## Begin Stored rows

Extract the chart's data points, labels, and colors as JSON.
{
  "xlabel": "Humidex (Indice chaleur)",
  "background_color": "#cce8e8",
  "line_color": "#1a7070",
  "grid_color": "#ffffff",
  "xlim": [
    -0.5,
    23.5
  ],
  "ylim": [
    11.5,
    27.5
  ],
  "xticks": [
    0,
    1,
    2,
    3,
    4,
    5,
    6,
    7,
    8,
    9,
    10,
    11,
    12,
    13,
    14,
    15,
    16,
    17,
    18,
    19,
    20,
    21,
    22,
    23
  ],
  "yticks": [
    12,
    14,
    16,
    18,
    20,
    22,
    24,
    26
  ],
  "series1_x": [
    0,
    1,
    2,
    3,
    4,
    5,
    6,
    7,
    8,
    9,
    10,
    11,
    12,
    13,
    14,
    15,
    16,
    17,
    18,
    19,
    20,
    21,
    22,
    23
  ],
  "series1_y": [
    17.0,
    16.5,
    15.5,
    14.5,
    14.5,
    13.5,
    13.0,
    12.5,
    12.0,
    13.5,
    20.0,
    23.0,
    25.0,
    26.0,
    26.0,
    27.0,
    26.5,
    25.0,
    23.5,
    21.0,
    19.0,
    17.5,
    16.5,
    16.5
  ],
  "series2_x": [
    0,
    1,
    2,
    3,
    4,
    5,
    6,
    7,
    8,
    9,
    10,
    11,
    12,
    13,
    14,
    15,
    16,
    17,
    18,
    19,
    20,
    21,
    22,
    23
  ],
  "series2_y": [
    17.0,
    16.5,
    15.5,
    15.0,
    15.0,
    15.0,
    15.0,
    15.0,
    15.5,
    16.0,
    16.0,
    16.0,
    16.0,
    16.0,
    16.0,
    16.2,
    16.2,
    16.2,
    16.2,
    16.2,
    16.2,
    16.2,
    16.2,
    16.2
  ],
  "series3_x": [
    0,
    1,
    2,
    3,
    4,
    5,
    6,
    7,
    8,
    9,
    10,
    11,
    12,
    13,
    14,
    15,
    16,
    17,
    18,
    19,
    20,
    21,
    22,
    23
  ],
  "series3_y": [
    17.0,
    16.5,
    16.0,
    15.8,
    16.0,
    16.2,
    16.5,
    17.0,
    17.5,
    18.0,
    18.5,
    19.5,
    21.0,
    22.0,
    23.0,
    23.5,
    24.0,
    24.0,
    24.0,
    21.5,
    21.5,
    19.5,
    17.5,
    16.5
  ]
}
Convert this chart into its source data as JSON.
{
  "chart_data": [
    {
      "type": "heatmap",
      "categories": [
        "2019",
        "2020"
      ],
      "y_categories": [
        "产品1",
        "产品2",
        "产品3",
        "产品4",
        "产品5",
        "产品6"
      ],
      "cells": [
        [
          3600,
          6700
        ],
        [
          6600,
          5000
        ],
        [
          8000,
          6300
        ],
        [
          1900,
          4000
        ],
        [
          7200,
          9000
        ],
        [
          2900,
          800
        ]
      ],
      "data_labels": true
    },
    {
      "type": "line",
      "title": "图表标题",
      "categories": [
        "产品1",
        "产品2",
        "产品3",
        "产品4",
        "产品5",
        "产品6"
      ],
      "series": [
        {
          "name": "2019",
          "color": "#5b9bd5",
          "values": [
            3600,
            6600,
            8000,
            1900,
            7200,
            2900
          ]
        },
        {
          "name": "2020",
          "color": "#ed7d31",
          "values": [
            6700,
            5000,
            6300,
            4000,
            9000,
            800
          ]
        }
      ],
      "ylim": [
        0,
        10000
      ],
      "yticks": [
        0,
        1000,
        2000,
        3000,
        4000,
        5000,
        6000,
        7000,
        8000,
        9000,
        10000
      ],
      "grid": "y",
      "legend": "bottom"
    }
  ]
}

## End Stored rows

▶ Task goal
Would you reproduce all the entries exactly?

▶ Full answer
Extract the chart's data points, labels, and colors as JSON.
{
  "xlabel": "Humidex (Indice chaleur)",
  "background_color": "#cce8e8",
  "line_color": "#1a7070",
  "grid_color": "#ffffff",
  "xlim": [
    -0.5,
    23.5
  ],
  "ylim": [
    11.5,
    27.5
  ],
  "xticks": [
    0,
    1,
    2,
    3,
    4,
    5,
    6,
    7,
    8,
    9,
    10,
    11,
    12,
    13,
    14,
    15,
    16,
    17,
    18,
    19,
    20,
    21,
    22,
    23
  ],
  "yticks": [
    12,
    14,
    16,
    18,
    20,
    22,
    24,
    26
  ],
  "series1_x": [
    0,
    1,
    2,
    3,
    4,
    5,
    6,
    7,
    8,
    9,
    10,
    11,
    12,
    13,
    14,
    15,
    16,
    17,
    18,
    19,
    20,
    21,
    22,
    23
  ],
  "series1_y": [
    17.0,
    16.5,
    15.5,
    14.5,
    14.5,
    13.5,
    13.0,
    12.5,
    12.0,
    13.5,
    20.0,
    23.0,
    25.0,
    26.0,
    26.0,
    27.0,
    26.5,
    25.0,
    23.5,
    21.0,
    19.0,
    17.5,
    16.5,
    16.5
  ],
  "series2_x": [
    0,
    1,
    2,
    3,
    4,
    5,
    6,
    7,
    8,
    9,
    10,
    11,
    12,
    13,
    14,
    15,
    16,
    17,
    18,
    19,
    20,
    21,
    22,
    23
  ],
  "series2_y": [
    17.0,
    16.5,
    15.5,
    15.0,
    15.0,
    15.0,
    15.0,
    15.0,
    15.5,
    16.0,
    16.0,
    16.0,
    16.0,
    16.0,
    16.0,
    16.2,
    16.2,
    16.2,
    16.2,
    16.2,
    16.2,
    16.2,
    16.2,
    16.2
  ],
  "series3_x": [
    0,
    1,
    2,
    3,
    4,
    5,
    6,
    7,
    8,
    9,
    10,
    11,
    12,
    13,
    14,
    15,
    16,
    17,
    18,
    19,
    20,
    21,
    22,
    23
  ],
  "series3_y": [
    17.0,
    16.5,
    16.0,
    15.8,
    16.0,
    16.2,
    16.5,
    17.0,
    17.5,
    18.0,
    18.5,
    19.5,
    21.0,
    22.0,
    23.0,
    23.5,
    24.0,
    24.0,
    24.0,
    21.5,
    21.5,
    19.5,
    17.5,
    16.5
  ]
}
Convert this chart into its source data as JSON.
{
  "chart_data": [
    {
      "type": "heatmap",
      "categories": [
        "2019",
        "2020"
      ],
      "y_categories": [
        "产品1",
        "产品2",
        "产品3",
        "产品4",
        "产品5",
        "产品6"
      ],
      "cells": [
        [
          3600,
          6700
        ],
        [
          6600,
          5000
        ],
        [
          8000,
          6300
        ],
        [
          1900,
          4000
        ],
        [
          7200,
          9000
        ],
        [
          2900,
          800
        ]
      ],
      "data_labels": true
    },
    {
      "type": "line",
      "title": "图表标题",
      "categories": [
        "产品1",
        "产品2",
        "产品3",
        "产品4",
        "产品5",
        "产品6"
      ],
      "series": [
        {
          "name": "2019",
          "color": "#5b9bd5",
          "values": [
            3600,
            6600,
            8000,
            1900,
            7200,
            2900
          ]
        },
        {
          "name": "2020",
          "color": "#ed7d31",
          "values": [
            6700,
            5000,
            6300,
            4000,
            9000,
            800
          ]
        }
      ],
      "ylim": [
        0,
        10000
      ],
      "yticks": [
        0,
        1000,
        2000,
        3000,
        4000,
        5000,
        6000,
        7000,
        8000,
        9000,
        10000
      ],
      "grid": "y",
      "legend": "bottom"
    }
  ]
}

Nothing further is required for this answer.